INSTRUCTION
Using the data below, gather each line that includes the word "élèves".

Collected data
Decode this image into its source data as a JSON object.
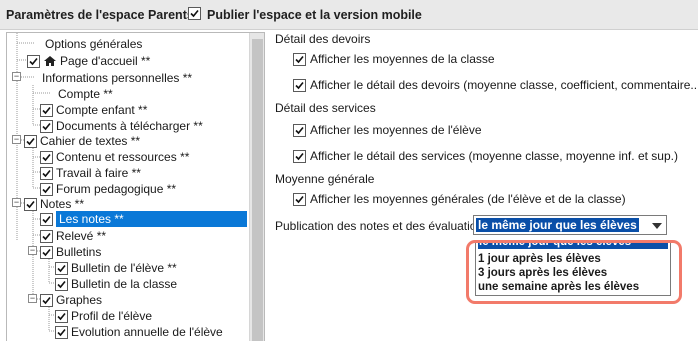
{
  "header": {
    "title": "Paramètres de l'espace Parents",
    "publish_label": "Publier l'espace et la version mobile"
  },
  "tree": {
    "items": [
      {
        "label": "Options générales",
        "checked": false
      },
      {
        "label": "Page d'accueil **",
        "checked": true
      },
      {
        "label": "Informations personnelles **",
        "checked": false
      },
      {
        "label": "Compte **",
        "checked": false
      },
      {
        "label": "Compte enfant **",
        "checked": true
      },
      {
        "label": "Documents à télécharger **",
        "checked": true
      },
      {
        "label": "Cahier de textes **",
        "checked": true
      },
      {
        "label": "Contenu et ressources **",
        "checked": true
      },
      {
        "label": "Travail à faire **",
        "checked": true
      },
      {
        "label": "Forum pedagogique **",
        "checked": true
      },
      {
        "label": "Notes **",
        "checked": true
      },
      {
        "label": "Les notes **",
        "checked": true
      },
      {
        "label": "Relevé **",
        "checked": true
      },
      {
        "label": "Bulletins",
        "checked": true
      },
      {
        "label": "Bulletin de l'élève **",
        "checked": true
      },
      {
        "label": "Bulletin de la classe",
        "checked": true
      },
      {
        "label": "Graphes",
        "checked": true
      },
      {
        "label": "Profil de l'élève",
        "checked": true
      },
      {
        "label": "Evolution annuelle de l'élève",
        "checked": true
      }
    ]
  },
  "devoirs": {
    "title": "Détail des devoirs",
    "opt1": "Afficher les moyennes de la classe",
    "opt2": "Afficher le détail des devoirs (moyenne classe, coefficient, commentaire...)"
  },
  "services": {
    "title": "Détail des services",
    "opt1": "Afficher les moyennes de l'élève",
    "opt2": "Afficher le détail des services (moyenne classe, moyenne inf. et sup.)"
  },
  "generale": {
    "title": "Moyenne générale",
    "opt1": "Afficher les moyennes générales (de l'élève et de la classe)"
  },
  "publication": {
    "label": "Publication des notes et des évaluations",
    "selected": "le même jour que les élèves",
    "options": [
      "le même jour que les élèves",
      "1 jour après les élèves",
      "3 jours après les élèves",
      "une semaine après les élèves"
    ]
  },
  "colors": {
    "accent": "#0a78d7",
    "highlight": "#0a4fa8",
    "callout": "#f27a6a"
  }
}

CORRECT OUTPUT
    "selected": "le même jour que les élèves",
      "le même jour que les élèves",
      "1 jour après les élèves",
      "3 jours après les élèves",
      "une semaine après les élèves"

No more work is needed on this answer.